Extracted records
□ □ □
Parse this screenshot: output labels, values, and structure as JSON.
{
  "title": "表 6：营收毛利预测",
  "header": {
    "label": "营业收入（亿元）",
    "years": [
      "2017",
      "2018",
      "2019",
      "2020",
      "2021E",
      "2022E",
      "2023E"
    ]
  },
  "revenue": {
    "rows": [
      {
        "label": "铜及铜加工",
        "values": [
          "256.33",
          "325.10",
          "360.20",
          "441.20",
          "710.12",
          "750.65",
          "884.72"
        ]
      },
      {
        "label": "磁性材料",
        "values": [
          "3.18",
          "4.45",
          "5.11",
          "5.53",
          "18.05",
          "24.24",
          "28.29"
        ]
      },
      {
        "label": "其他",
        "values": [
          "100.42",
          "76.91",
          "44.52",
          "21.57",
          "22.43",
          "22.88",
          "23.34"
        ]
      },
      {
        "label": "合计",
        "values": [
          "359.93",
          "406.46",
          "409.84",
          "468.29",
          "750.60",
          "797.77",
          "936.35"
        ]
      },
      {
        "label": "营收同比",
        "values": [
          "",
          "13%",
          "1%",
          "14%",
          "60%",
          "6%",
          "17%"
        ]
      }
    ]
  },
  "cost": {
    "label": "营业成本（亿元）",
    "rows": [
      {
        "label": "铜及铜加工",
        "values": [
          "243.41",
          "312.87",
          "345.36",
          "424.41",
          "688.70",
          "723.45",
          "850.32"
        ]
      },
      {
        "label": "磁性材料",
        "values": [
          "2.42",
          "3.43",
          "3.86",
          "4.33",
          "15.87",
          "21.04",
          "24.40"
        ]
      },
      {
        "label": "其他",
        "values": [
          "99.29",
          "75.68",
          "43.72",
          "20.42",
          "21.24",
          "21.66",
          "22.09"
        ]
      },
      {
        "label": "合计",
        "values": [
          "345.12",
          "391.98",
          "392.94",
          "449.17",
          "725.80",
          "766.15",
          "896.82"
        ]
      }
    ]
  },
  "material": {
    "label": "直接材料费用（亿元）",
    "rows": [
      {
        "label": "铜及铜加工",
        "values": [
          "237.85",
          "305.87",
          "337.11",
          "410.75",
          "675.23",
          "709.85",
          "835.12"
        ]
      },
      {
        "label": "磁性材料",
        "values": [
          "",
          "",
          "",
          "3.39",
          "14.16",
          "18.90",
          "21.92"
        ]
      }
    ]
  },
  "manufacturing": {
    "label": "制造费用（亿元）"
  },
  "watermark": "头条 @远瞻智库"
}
□ □ □
YOUR TASK
Set down all of the entries exactly, please.

FINAL ANSWER
Parse this screenshot: output labels, values, and structure as JSON.
{
  "title": "表 6：营收毛利预测",
  "header": {
    "label": "营业收入（亿元）",
    "years": [
      "2017",
      "2018",
      "2019",
      "2020",
      "2021E",
      "2022E",
      "2023E"
    ]
  },
  "revenue": {
    "rows": [
      {
        "label": "铜及铜加工",
        "values": [
          "256.33",
          "325.10",
          "360.20",
          "441.20",
          "710.12",
          "750.65",
          "884.72"
        ]
      },
      {
        "label": "磁性材料",
        "values": [
          "3.18",
          "4.45",
          "5.11",
          "5.53",
          "18.05",
          "24.24",
          "28.29"
        ]
      },
      {
        "label": "其他",
        "values": [
          "100.42",
          "76.91",
          "44.52",
          "21.57",
          "22.43",
          "22.88",
          "23.34"
        ]
      },
      {
        "label": "合计",
        "values": [
          "359.93",
          "406.46",
          "409.84",
          "468.29",
          "750.60",
          "797.77",
          "936.35"
        ]
      },
      {
        "label": "营收同比",
        "values": [
          "",
          "13%",
          "1%",
          "14%",
          "60%",
          "6%",
          "17%"
        ]
      }
    ]
  },
  "cost": {
    "label": "营业成本（亿元）",
    "rows": [
      {
        "label": "铜及铜加工",
        "values": [
          "243.41",
          "312.87",
          "345.36",
          "424.41",
          "688.70",
          "723.45",
          "850.32"
        ]
      },
      {
        "label": "磁性材料",
        "values": [
          "2.42",
          "3.43",
          "3.86",
          "4.33",
          "15.87",
          "21.04",
          "24.40"
        ]
      },
      {
        "label": "其他",
        "values": [
          "99.29",
          "75.68",
          "43.72",
          "20.42",
          "21.24",
          "21.66",
          "22.09"
        ]
      },
      {
        "label": "合计",
        "values": [
          "345.12",
          "391.98",
          "392.94",
          "449.17",
          "725.80",
          "766.15",
          "896.82"
        ]
      }
    ]
  },
  "material": {
    "label": "直接材料费用（亿元）",
    "rows": [
      {
        "label": "铜及铜加工",
        "values": [
          "237.85",
          "305.87",
          "337.11",
          "410.75",
          "675.23",
          "709.85",
          "835.12"
        ]
      },
      {
        "label": "磁性材料",
        "values": [
          "",
          "",
          "",
          "3.39",
          "14.16",
          "18.90",
          "21.92"
        ]
      }
    ]
  },
  "manufacturing": {
    "label": "制造费用（亿元）"
  },
  "watermark": "头条 @远瞻智库"
}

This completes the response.